§ Written exercise
With the pictures omitted, write out the entries that follow exactly as they stand.

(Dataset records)
______
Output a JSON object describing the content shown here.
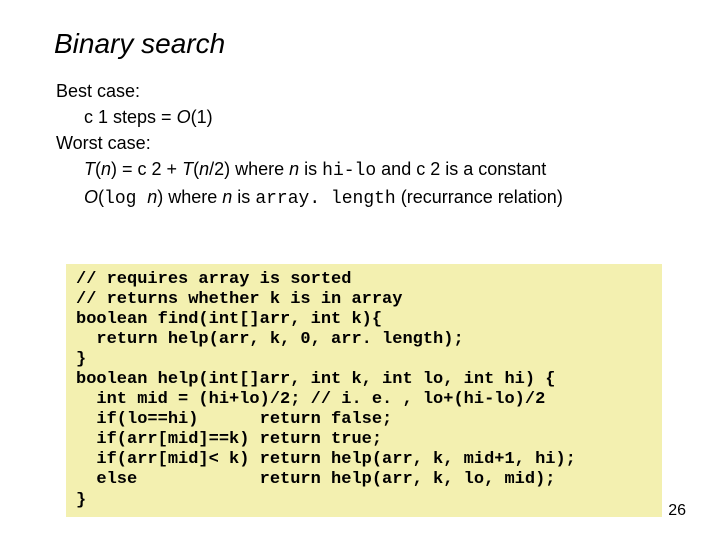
{
  "title": "Binary search",
  "analysis": {
    "best_label": "Best case:",
    "best_value_prefix": "c 1 steps = ",
    "best_value_italic": "O",
    "best_value_suffix": "(1)",
    "worst_label": "Worst case:",
    "recurrence": {
      "t1": "T",
      "p1": "(",
      "n1": "n",
      "p2": ") = c 2 + ",
      "t2": "T",
      "p3": "(",
      "n2": "n",
      "p4": "/2) where ",
      "n3": "n",
      "p5": " is ",
      "code1": "hi-lo",
      "p6": " and c 2 is a constant"
    },
    "closed": {
      "o1": "O",
      "p1": "(",
      "log": "log ",
      "n1": "n",
      "p2": ") where ",
      "n2": "n",
      "p3": " is ",
      "code1": "array. length",
      "p4": " (recurrance relation)"
    }
  },
  "code": "// requires array is sorted\n// returns whether k is in array\nboolean find(int[]arr, int k){\n  return help(arr, k, 0, arr. length);\n}\nboolean help(int[]arr, int k, int lo, int hi) {\n  int mid = (hi+lo)/2; // i. e. , lo+(hi-lo)/2\n  if(lo==hi)      return false;\n  if(arr[mid]==k) return true;\n  if(arr[mid]< k) return help(arr, k, mid+1, hi);\n  else            return help(arr, k, lo, mid);\n}",
  "page_number": "26"
}
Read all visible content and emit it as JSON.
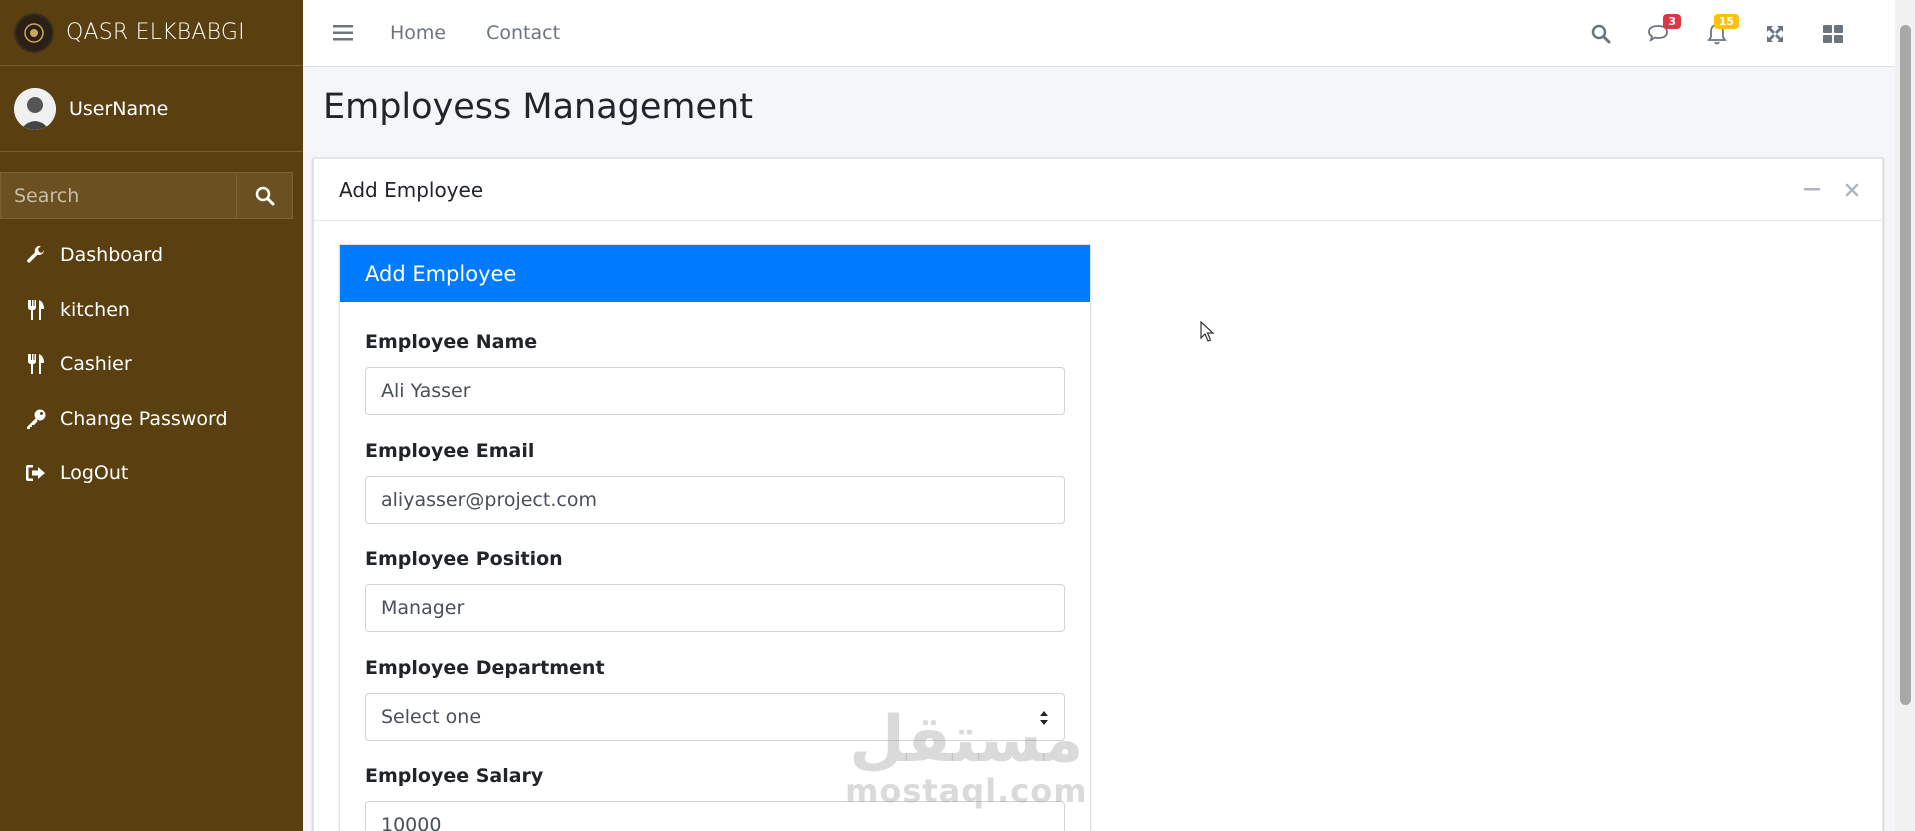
{
  "brand": {
    "name": "QASR ELKBABGI"
  },
  "user": {
    "name": "UserName"
  },
  "sidebar": {
    "search_placeholder": "Search",
    "items": [
      {
        "label": "Dashboard",
        "icon": "wrench-icon"
      },
      {
        "label": "kitchen",
        "icon": "utensils-icon"
      },
      {
        "label": "Cashier",
        "icon": "utensils-icon"
      },
      {
        "label": "Change Password",
        "icon": "key-icon"
      },
      {
        "label": "LogOut",
        "icon": "sign-out-icon"
      }
    ]
  },
  "topbar": {
    "links": [
      "Home",
      "Contact"
    ],
    "messages_badge": "3",
    "notifications_badge": "15"
  },
  "page": {
    "title": "Employess Management"
  },
  "card": {
    "title": "Add Employee"
  },
  "form": {
    "title": "Add Employee",
    "fields": [
      {
        "label": "Employee Name",
        "value": "Ali Yasser"
      },
      {
        "label": "Employee Email",
        "value": "aliyasser@project.com"
      },
      {
        "label": "Employee Position",
        "value": "Manager"
      },
      {
        "label": "Employee Department",
        "value": "Select one"
      },
      {
        "label": "Employee Salary",
        "value": "10000"
      }
    ]
  },
  "watermark": {
    "arabic": "مستقل",
    "latin": "mostaql.com"
  },
  "colors": {
    "sidebar": "#5a3f11",
    "primary": "#007bff",
    "badge_red": "#dc3545",
    "badge_yellow": "#ffc107"
  }
}
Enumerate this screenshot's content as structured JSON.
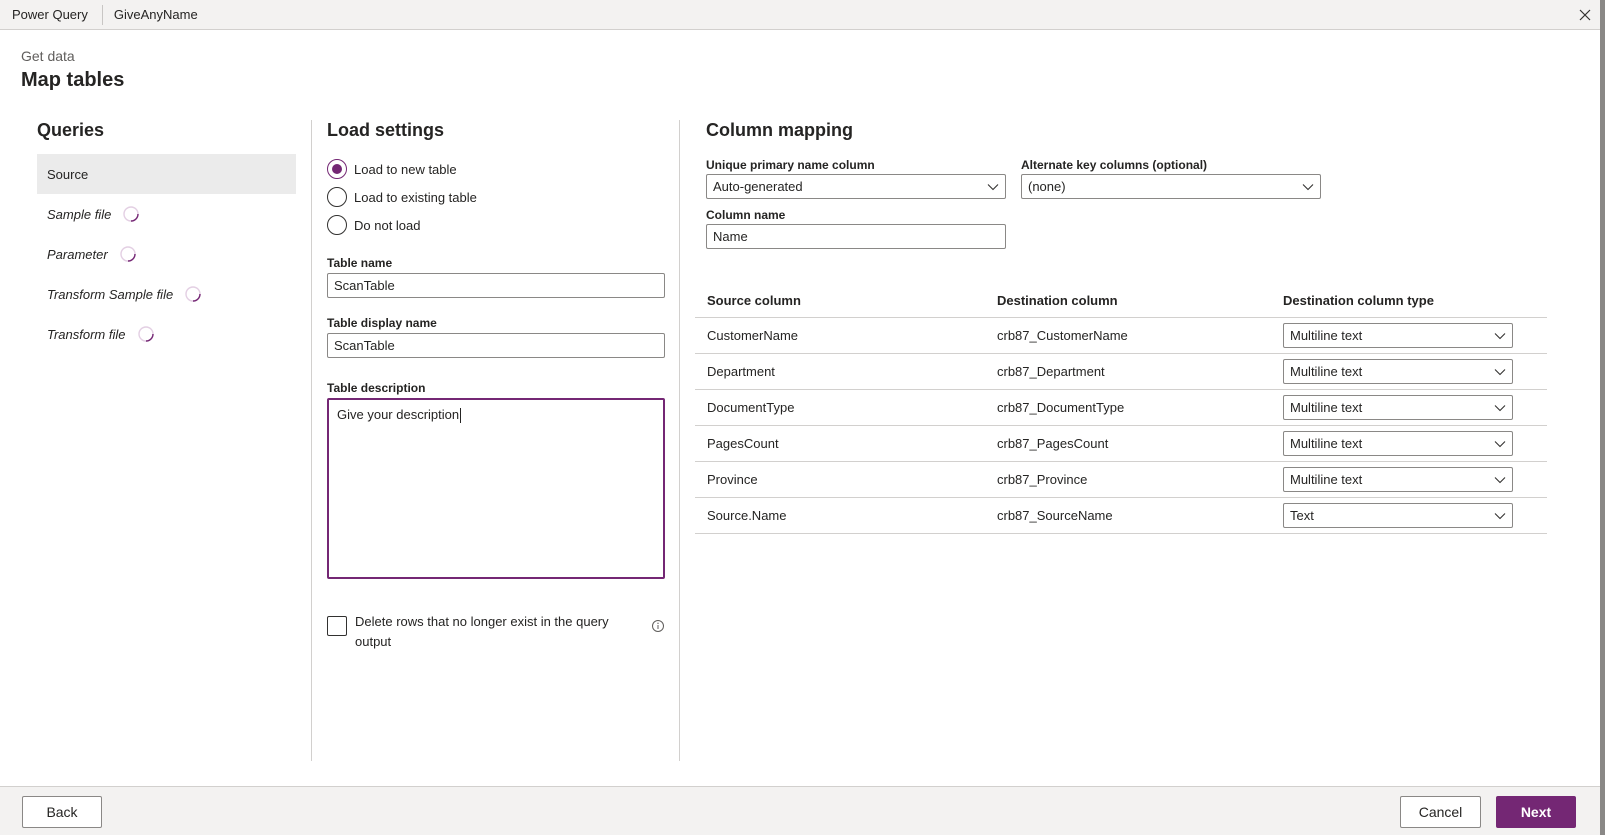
{
  "topbar": {
    "app_name": "Power Query",
    "document_name": "GiveAnyName",
    "close_icon": "close-icon"
  },
  "header": {
    "breadcrumb": "Get data",
    "title": "Map tables"
  },
  "queries": {
    "heading": "Queries",
    "items": [
      {
        "label": "Source",
        "selected": true,
        "loading": false
      },
      {
        "label": "Sample file",
        "selected": false,
        "loading": true
      },
      {
        "label": "Parameter",
        "selected": false,
        "loading": true
      },
      {
        "label": "Transform Sample file",
        "selected": false,
        "loading": true
      },
      {
        "label": "Transform file",
        "selected": false,
        "loading": true
      }
    ]
  },
  "load_settings": {
    "heading": "Load settings",
    "options": [
      {
        "label": "Load to new table",
        "selected": true
      },
      {
        "label": "Load to existing table",
        "selected": false
      },
      {
        "label": "Do not load",
        "selected": false
      }
    ],
    "table_name_label": "Table name",
    "table_name_value": "ScanTable",
    "display_name_label": "Table display name",
    "display_name_value": "ScanTable",
    "description_label": "Table description",
    "description_value": "Give your description",
    "delete_rows_label": "Delete rows that no longer exist in the query output",
    "delete_rows_checked": false
  },
  "column_mapping": {
    "heading": "Column mapping",
    "primary_label": "Unique primary name column",
    "primary_value": "Auto-generated",
    "alternate_label": "Alternate key columns (optional)",
    "alternate_value": "(none)",
    "column_name_label": "Column name",
    "column_name_value": "Name",
    "table": {
      "headers": [
        "Source column",
        "Destination column",
        "Destination column type"
      ],
      "rows": [
        {
          "source": "CustomerName",
          "destination": "crb87_CustomerName",
          "type": "Multiline text"
        },
        {
          "source": "Department",
          "destination": "crb87_Department",
          "type": "Multiline text"
        },
        {
          "source": "DocumentType",
          "destination": "crb87_DocumentType",
          "type": "Multiline text"
        },
        {
          "source": "PagesCount",
          "destination": "crb87_PagesCount",
          "type": "Multiline text"
        },
        {
          "source": "Province",
          "destination": "crb87_Province",
          "type": "Multiline text"
        },
        {
          "source": "Source.Name",
          "destination": "crb87_SourceName",
          "type": "Text"
        }
      ]
    }
  },
  "footer": {
    "back_label": "Back",
    "cancel_label": "Cancel",
    "next_label": "Next"
  },
  "colors": {
    "accent": "#742774",
    "selected_bg": "#ebebeb",
    "chrome_bg": "#f3f2f1"
  }
}
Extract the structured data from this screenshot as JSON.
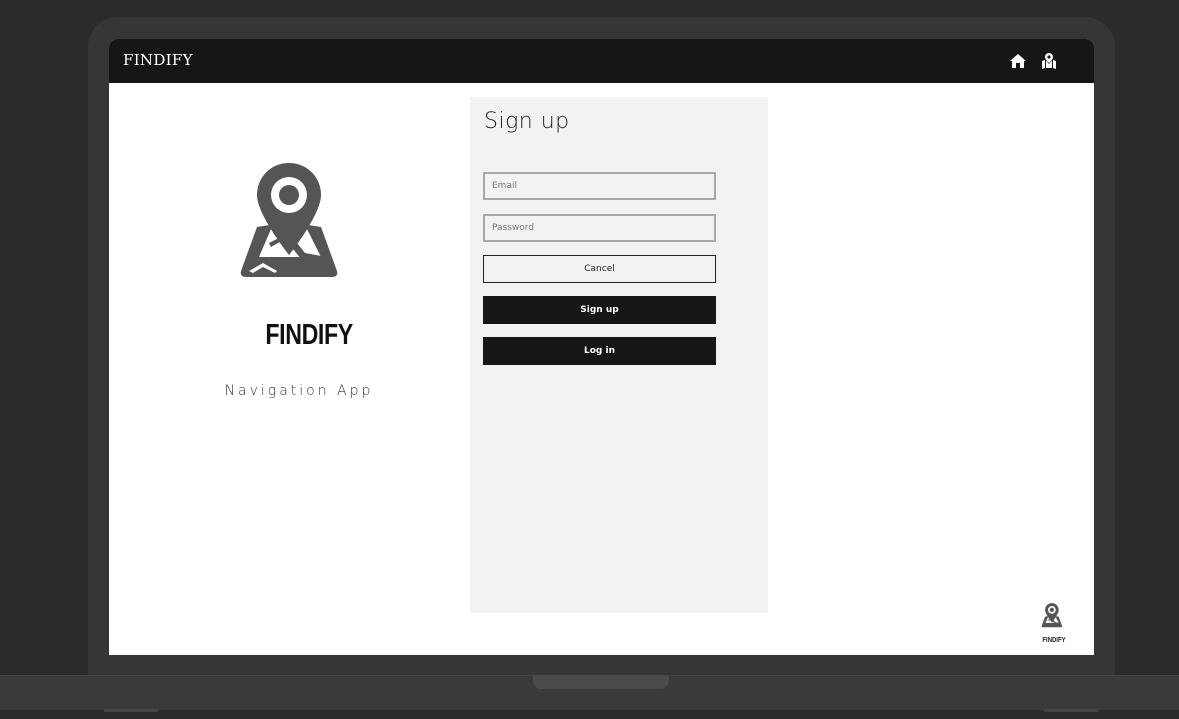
{
  "navbar": {
    "brand": "FINDIFY",
    "icons": [
      "home-icon",
      "map-marker-icon"
    ]
  },
  "hero": {
    "logo_text": "FINDIFY",
    "tagline": "Navigation App"
  },
  "signup_form": {
    "title": "Sign up",
    "email_placeholder": "Email",
    "password_placeholder": "Password",
    "cancel_label": "Cancel",
    "signup_label": "Sign up",
    "login_label": "Log in"
  },
  "footer": {
    "mini_logo_text": "FINDIFY"
  },
  "colors": {
    "navbar_bg": "#161616",
    "panel_bg": "#f2f2f2",
    "button_dark": "#161616",
    "logo_gray": "#555555"
  }
}
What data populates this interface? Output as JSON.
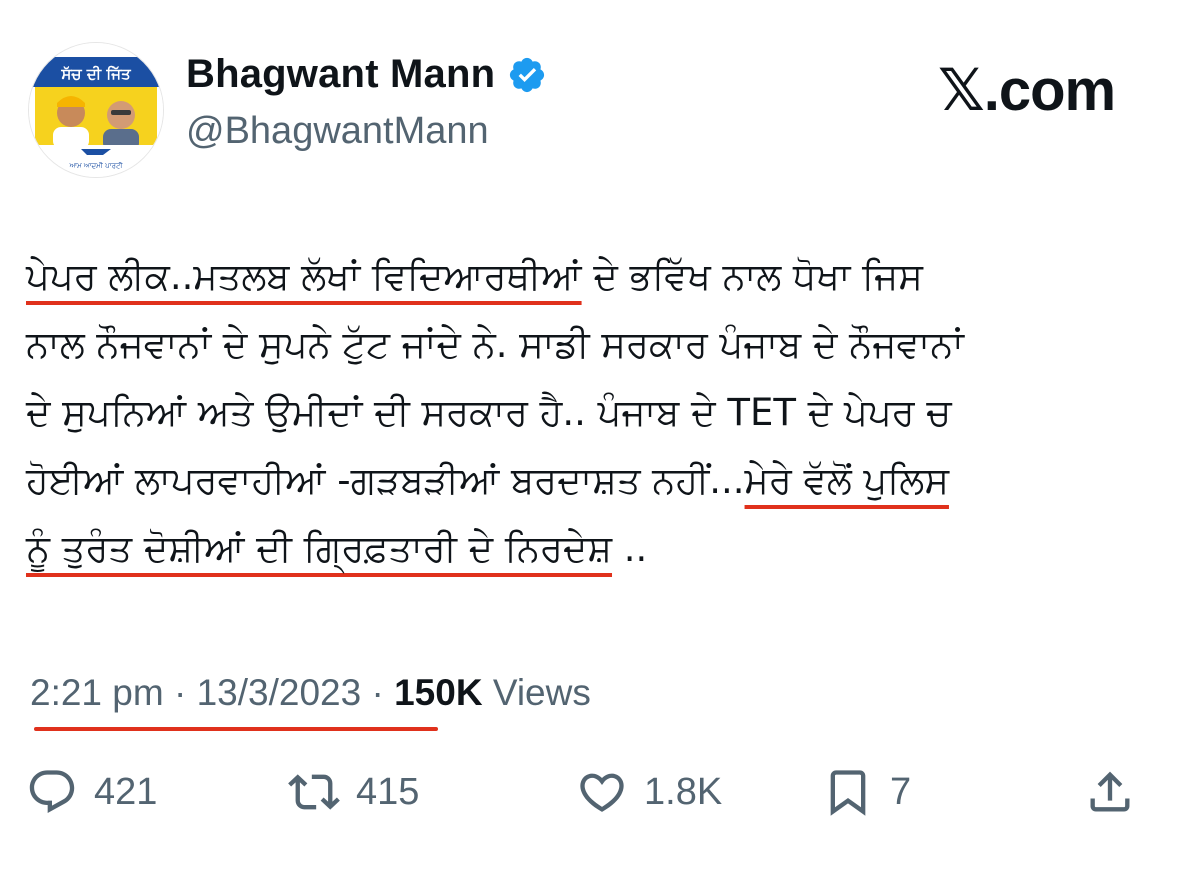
______
§ Task response
Output a JSON object describing the content shown here.
{
  "title": "Binary search",
  "analysis": {
    "best_label": "Best case:",
    "best_value_prefix": "c 1 steps = ",
    "best_value_italic": "O",
    "best_value_suffix": "(1)",
    "worst_label": "Worst case:",
    "recurrence": {
      "t1": "T",
      "p1": "(",
      "n1": "n",
      "p2": ") = c 2 + ",
      "t2": "T",
      "p3": "(",
      "n2": "n",
      "p4": "/2) where ",
      "n3": "n",
      "p5": " is ",
      "code1": "hi-lo",
      "p6": " and c 2 is a constant"
    },
    "closed": {
      "o1": "O",
      "p1": "(",
      "log": "log ",
      "n1": "n",
      "p2": ") where ",
      "n2": "n",
      "p3": " is ",
      "code1": "array. length",
      "p4": " (recurrance relation)"
    }
  },
  "code": "// requires array is sorted\n// returns whether k is in array\nboolean find(int[]arr, int k){\n  return help(arr, k, 0, arr. length);\n}\nboolean help(int[]arr, int k, int lo, int hi) {\n  int mid = (hi+lo)/2; // i. e. , lo+(hi-lo)/2\n  if(lo==hi)      return false;\n  if(arr[mid]==k) return true;\n  if(arr[mid]< k) return help(arr, k, mid+1, hi);\n  else            return help(arr, k, lo, mid);\n}",
  "page_number": "26"
}
Read all visible content and emit it as JSON.
{
  "brand": {
    "name": "QASR ELKBABGI"
  },
  "user": {
    "name": "UserName"
  },
  "sidebar": {
    "search_placeholder": "Search",
    "items": [
      {
        "label": "Dashboard",
        "icon": "wrench-icon"
      },
      {
        "label": "kitchen",
        "icon": "utensils-icon"
      },
      {
        "label": "Cashier",
        "icon": "utensils-icon"
      },
      {
        "label": "Change Password",
        "icon": "key-icon"
      },
      {
        "label": "LogOut",
        "icon": "sign-out-icon"
      }
    ]
  },
  "topbar": {
    "links": [
      "Home",
      "Contact"
    ],
    "messages_badge": "3",
    "notifications_badge": "15"
  },
  "page": {
    "title": "Employess Management"
  },
  "card": {
    "title": "Add Employee"
  },
  "form": {
    "title": "Add Employee",
    "fields": [
      {
        "label": "Employee Name",
        "value": "Ali Yasser"
      },
      {
        "label": "Employee Email",
        "value": "aliyasser@project.com"
      },
      {
        "label": "Employee Position",
        "value": "Manager"
      },
      {
        "label": "Employee Department",
        "value": "Select one"
      },
      {
        "label": "Employee Salary",
        "value": "10000"
      }
    ]
  },
  "watermark": {
    "arabic": "مستقل",
    "latin": "mostaql.com"
  },
  "colors": {
    "sidebar": "#5a3f11",
    "primary": "#007bff",
    "badge_red": "#dc3545",
    "badge_yellow": "#ffc107"
  }
}
Enumerate this screenshot's content as structured JSON.
{
  "topbar": {
    "app_name": "Power Query",
    "document_name": "GiveAnyName",
    "close_icon": "close-icon"
  },
  "header": {
    "breadcrumb": "Get data",
    "title": "Map tables"
  },
  "queries": {
    "heading": "Queries",
    "items": [
      {
        "label": "Source",
        "selected": true,
        "loading": false
      },
      {
        "label": "Sample file",
        "selected": false,
        "loading": true
      },
      {
        "label": "Parameter",
        "selected": false,
        "loading": true
      },
      {
        "label": "Transform Sample file",
        "selected": false,
        "loading": true
      },
      {
        "label": "Transform file",
        "selected": false,
        "loading": true
      }
    ]
  },
  "load_settings": {
    "heading": "Load settings",
    "options": [
      {
        "label": "Load to new table",
        "selected": true
      },
      {
        "label": "Load to existing table",
        "selected": false
      },
      {
        "label": "Do not load",
        "selected": false
      }
    ],
    "table_name_label": "Table name",
    "table_name_value": "ScanTable",
    "display_name_label": "Table display name",
    "display_name_value": "ScanTable",
    "description_label": "Table description",
    "description_value": "Give your description",
    "delete_rows_label": "Delete rows that no longer exist in the query output",
    "delete_rows_checked": false
  },
  "column_mapping": {
    "heading": "Column mapping",
    "primary_label": "Unique primary name column",
    "primary_value": "Auto-generated",
    "alternate_label": "Alternate key columns (optional)",
    "alternate_value": "(none)",
    "column_name_label": "Column name",
    "column_name_value": "Name",
    "table": {
      "headers": [
        "Source column",
        "Destination column",
        "Destination column type"
      ],
      "rows": [
        {
          "source": "CustomerName",
          "destination": "crb87_CustomerName",
          "type": "Multiline text"
        },
        {
          "source": "Department",
          "destination": "crb87_Department",
          "type": "Multiline text"
        },
        {
          "source": "DocumentType",
          "destination": "crb87_DocumentType",
          "type": "Multiline text"
        },
        {
          "source": "PagesCount",
          "destination": "crb87_PagesCount",
          "type": "Multiline text"
        },
        {
          "source": "Province",
          "destination": "crb87_Province",
          "type": "Multiline text"
        },
        {
          "source": "Source.Name",
          "destination": "crb87_SourceName",
          "type": "Text"
        }
      ]
    }
  },
  "footer": {
    "back_label": "Back",
    "cancel_label": "Cancel",
    "next_label": "Next"
  },
  "colors": {
    "accent": "#742774",
    "selected_bg": "#ebebeb",
    "chrome_bg": "#f3f2f1"
  }
}
Extract the structured data from this screenshot as JSON.
{
  "navbar": {
    "brand": "FINDIFY",
    "icons": [
      "home-icon",
      "map-marker-icon"
    ]
  },
  "hero": {
    "logo_text": "FINDIFY",
    "tagline": "Navigation App"
  },
  "signup_form": {
    "title": "Sign up",
    "email_placeholder": "Email",
    "password_placeholder": "Password",
    "cancel_label": "Cancel",
    "signup_label": "Sign up",
    "login_label": "Log in"
  },
  "footer": {
    "mini_logo_text": "FINDIFY"
  },
  "colors": {
    "navbar_bg": "#161616",
    "panel_bg": "#f2f2f2",
    "button_dark": "#161616",
    "logo_gray": "#555555"
  }
}
What data populates this interface? Output as JSON.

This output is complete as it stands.